** WORK TO BE COMPLETED **
Exactly as they appear, output all of the entries.

=== DATASET RECORDS ===

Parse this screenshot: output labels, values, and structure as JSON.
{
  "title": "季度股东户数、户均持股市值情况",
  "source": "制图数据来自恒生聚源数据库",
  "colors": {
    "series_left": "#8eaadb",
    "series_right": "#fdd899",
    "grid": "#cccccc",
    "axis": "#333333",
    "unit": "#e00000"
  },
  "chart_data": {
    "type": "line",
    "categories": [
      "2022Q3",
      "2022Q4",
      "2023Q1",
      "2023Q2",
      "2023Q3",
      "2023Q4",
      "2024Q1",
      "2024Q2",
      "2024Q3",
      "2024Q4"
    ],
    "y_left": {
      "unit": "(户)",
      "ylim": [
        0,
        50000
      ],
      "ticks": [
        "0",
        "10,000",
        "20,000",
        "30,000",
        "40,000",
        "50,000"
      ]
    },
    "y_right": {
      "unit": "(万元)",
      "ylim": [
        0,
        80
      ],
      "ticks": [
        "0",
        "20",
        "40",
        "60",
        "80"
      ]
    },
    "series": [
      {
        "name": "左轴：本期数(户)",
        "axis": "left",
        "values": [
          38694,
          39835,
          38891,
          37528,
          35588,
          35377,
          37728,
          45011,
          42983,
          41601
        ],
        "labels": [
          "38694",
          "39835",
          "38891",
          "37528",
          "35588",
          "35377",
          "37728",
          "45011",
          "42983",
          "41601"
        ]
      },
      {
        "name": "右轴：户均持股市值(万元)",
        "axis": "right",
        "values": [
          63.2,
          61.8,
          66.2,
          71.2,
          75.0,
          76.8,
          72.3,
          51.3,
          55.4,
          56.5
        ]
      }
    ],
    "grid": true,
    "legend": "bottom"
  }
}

===

** EXERCISE RESULT **
Parse this screenshot: output labels, values, and structure as JSON.
{
  "title": "季度股东户数、户均持股市值情况",
  "source": "制图数据来自恒生聚源数据库",
  "colors": {
    "series_left": "#8eaadb",
    "series_right": "#fdd899",
    "grid": "#cccccc",
    "axis": "#333333",
    "unit": "#e00000"
  },
  "chart_data": {
    "type": "line",
    "categories": [
      "2022Q3",
      "2022Q4",
      "2023Q1",
      "2023Q2",
      "2023Q3",
      "2023Q4",
      "2024Q1",
      "2024Q2",
      "2024Q3",
      "2024Q4"
    ],
    "y_left": {
      "unit": "(户)",
      "ylim": [
        0,
        50000
      ],
      "ticks": [
        "0",
        "10,000",
        "20,000",
        "30,000",
        "40,000",
        "50,000"
      ]
    },
    "y_right": {
      "unit": "(万元)",
      "ylim": [
        0,
        80
      ],
      "ticks": [
        "0",
        "20",
        "40",
        "60",
        "80"
      ]
    },
    "series": [
      {
        "name": "左轴：本期数(户)",
        "axis": "left",
        "values": [
          38694,
          39835,
          38891,
          37528,
          35588,
          35377,
          37728,
          45011,
          42983,
          41601
        ],
        "labels": [
          "38694",
          "39835",
          "38891",
          "37528",
          "35588",
          "35377",
          "37728",
          "45011",
          "42983",
          "41601"
        ]
      },
      {
        "name": "右轴：户均持股市值(万元)",
        "axis": "right",
        "values": [
          63.2,
          61.8,
          66.2,
          71.2,
          75.0,
          76.8,
          72.3,
          51.3,
          55.4,
          56.5
        ]
      }
    ],
    "grid": true,
    "legend": "bottom"
  }
}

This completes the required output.